▸ Job
Using the material below, copy every line where "exhaust" appears.

[Stored records]

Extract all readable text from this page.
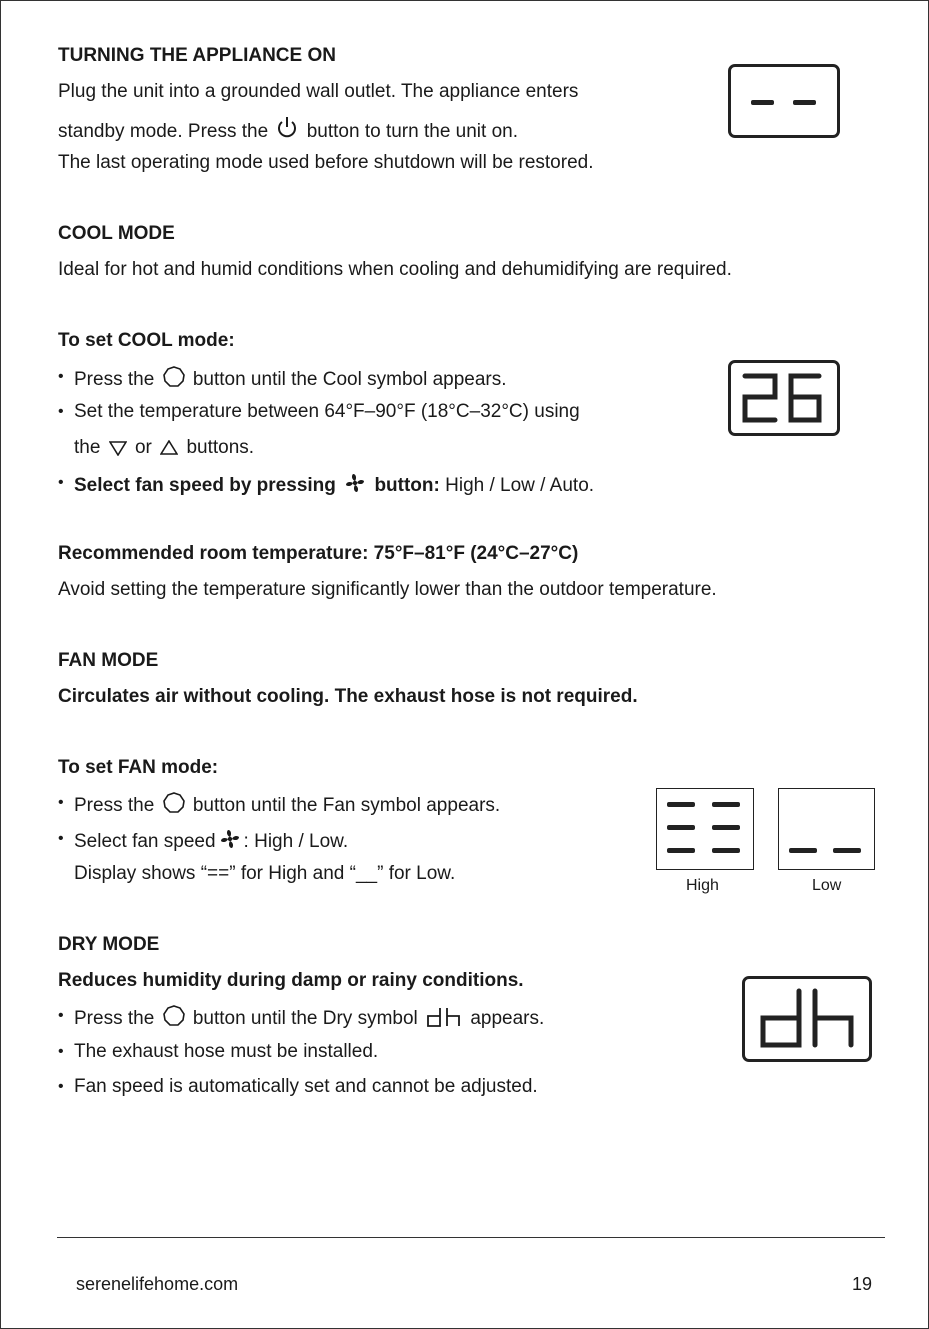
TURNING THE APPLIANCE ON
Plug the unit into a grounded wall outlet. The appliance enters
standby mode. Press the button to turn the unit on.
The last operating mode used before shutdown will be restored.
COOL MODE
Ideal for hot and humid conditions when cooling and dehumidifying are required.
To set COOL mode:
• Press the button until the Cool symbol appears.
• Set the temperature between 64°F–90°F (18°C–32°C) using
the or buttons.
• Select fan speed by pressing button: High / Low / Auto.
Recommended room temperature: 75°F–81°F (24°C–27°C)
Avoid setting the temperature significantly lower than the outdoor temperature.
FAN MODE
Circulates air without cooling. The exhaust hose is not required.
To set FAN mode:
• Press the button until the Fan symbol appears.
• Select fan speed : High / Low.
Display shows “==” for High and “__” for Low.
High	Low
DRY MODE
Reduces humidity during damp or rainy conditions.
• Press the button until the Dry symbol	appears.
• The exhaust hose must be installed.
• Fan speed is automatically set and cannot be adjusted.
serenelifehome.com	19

--

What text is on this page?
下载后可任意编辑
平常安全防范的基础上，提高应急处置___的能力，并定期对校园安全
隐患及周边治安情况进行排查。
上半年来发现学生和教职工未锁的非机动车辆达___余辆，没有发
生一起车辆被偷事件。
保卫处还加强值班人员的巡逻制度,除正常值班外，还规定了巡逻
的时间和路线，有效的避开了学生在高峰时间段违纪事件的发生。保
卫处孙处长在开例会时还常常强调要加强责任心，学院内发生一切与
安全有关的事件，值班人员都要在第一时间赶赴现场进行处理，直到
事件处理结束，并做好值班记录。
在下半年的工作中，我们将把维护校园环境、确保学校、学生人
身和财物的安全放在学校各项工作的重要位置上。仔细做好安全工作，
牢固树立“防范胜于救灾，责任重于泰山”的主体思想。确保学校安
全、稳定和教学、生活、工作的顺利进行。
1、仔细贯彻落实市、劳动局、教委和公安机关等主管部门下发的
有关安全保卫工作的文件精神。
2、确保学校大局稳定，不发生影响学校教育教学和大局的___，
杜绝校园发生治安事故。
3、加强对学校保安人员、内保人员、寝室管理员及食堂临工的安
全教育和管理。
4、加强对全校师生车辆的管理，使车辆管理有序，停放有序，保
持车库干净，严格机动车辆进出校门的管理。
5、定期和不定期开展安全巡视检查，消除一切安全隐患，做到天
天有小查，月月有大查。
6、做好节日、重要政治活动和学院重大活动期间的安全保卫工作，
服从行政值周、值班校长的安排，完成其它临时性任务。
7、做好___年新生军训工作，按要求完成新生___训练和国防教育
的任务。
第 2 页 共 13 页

▸ Answer for the task
Circulates air without cooling. The exhaust hose is not required.
• The exhaust hose must be installed.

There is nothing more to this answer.